*Problem details*
Your answer should be a single number: how many lines in the data below hold the string "JSON".

*Records provided*

⁂

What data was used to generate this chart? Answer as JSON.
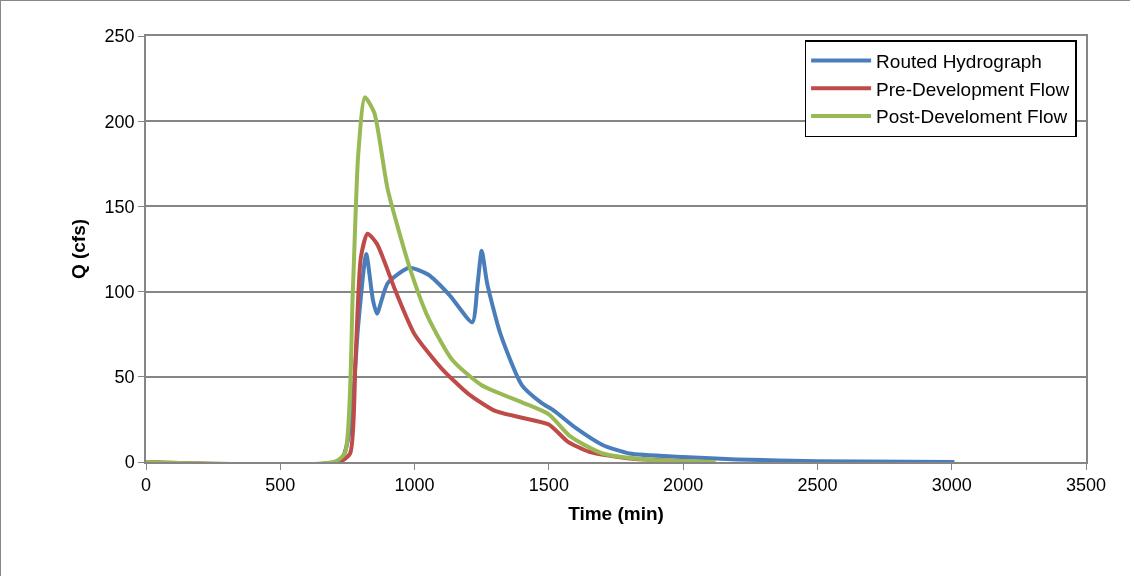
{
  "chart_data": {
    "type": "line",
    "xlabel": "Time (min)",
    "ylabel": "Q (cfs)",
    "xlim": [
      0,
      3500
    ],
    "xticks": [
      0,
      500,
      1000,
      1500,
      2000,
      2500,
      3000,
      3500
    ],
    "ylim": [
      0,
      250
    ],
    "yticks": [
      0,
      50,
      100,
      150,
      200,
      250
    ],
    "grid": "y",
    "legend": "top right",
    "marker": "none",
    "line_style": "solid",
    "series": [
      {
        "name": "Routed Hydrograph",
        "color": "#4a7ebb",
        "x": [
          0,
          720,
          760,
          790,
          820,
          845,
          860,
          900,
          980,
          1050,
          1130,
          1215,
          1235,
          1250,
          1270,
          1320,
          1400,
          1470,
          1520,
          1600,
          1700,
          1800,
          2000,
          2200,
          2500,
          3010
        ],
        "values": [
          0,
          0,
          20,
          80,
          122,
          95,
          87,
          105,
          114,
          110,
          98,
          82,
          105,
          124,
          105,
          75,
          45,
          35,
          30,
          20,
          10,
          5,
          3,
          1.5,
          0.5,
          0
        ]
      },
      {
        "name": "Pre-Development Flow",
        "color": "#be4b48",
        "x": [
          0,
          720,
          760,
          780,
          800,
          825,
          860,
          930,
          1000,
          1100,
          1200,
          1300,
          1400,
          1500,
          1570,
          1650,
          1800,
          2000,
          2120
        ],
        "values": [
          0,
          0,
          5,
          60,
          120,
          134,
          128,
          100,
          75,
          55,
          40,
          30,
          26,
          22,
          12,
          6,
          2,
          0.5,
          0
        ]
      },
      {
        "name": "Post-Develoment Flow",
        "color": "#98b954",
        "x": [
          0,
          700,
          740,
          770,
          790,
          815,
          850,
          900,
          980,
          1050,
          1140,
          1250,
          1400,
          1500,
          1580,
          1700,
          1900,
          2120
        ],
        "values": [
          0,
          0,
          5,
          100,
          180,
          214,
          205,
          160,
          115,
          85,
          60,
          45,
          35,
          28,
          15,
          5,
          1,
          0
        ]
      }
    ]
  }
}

⁂

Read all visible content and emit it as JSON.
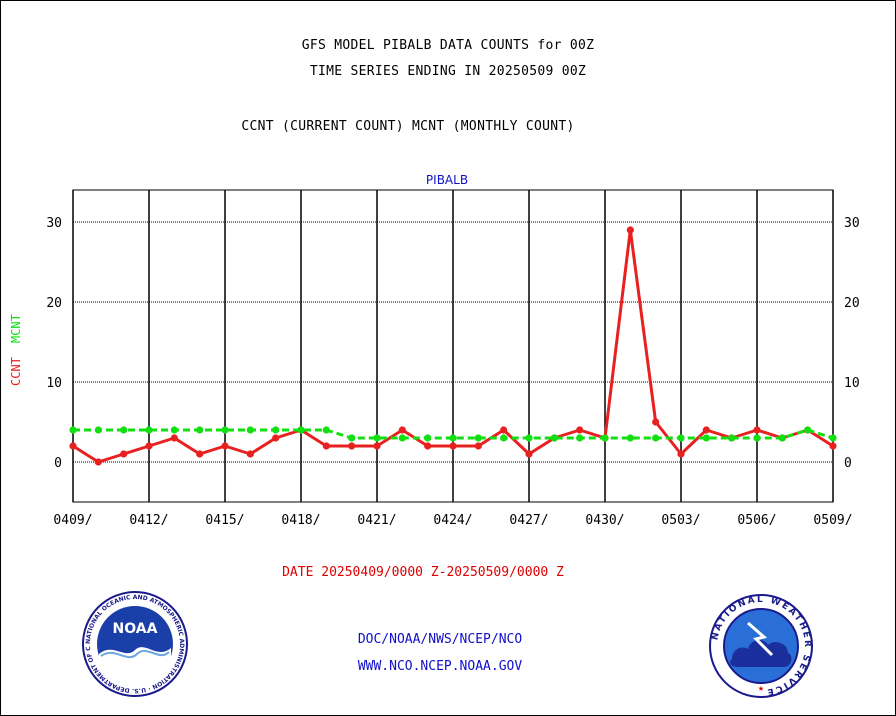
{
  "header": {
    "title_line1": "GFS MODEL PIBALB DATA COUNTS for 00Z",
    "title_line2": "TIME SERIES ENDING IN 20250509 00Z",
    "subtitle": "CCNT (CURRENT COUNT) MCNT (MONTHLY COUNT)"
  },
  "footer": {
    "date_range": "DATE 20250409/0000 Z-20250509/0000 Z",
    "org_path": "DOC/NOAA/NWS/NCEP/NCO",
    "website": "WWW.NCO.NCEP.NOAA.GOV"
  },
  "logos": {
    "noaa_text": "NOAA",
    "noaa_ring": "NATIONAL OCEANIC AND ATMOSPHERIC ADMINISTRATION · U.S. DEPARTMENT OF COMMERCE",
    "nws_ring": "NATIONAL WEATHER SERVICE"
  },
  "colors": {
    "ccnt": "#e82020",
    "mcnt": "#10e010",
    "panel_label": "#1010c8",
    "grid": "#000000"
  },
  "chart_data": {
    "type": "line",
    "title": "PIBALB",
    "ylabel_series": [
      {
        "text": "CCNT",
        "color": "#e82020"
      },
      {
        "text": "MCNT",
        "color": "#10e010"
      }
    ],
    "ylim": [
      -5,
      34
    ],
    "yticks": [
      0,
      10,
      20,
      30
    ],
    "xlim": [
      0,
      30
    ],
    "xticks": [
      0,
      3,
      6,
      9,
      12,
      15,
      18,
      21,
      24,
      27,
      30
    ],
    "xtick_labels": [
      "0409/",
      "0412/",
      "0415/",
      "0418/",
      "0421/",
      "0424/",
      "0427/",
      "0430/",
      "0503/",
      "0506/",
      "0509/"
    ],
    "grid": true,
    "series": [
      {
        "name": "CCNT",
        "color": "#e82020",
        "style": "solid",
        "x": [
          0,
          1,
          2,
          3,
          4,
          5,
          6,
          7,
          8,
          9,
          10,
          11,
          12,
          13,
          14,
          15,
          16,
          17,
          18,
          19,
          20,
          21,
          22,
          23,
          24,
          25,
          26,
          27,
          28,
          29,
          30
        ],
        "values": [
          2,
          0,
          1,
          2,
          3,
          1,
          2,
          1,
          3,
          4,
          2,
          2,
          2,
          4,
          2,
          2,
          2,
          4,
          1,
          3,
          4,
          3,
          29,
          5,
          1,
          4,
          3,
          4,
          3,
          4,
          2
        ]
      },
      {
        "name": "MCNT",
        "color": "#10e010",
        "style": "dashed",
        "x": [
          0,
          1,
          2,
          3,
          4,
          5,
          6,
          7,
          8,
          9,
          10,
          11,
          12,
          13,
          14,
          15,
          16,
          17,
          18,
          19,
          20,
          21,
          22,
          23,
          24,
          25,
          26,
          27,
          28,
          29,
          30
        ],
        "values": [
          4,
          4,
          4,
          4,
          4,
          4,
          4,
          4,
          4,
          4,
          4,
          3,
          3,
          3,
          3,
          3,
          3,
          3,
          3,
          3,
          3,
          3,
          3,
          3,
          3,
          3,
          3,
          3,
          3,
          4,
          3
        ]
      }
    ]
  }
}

⁂

*Output of the exercise*
2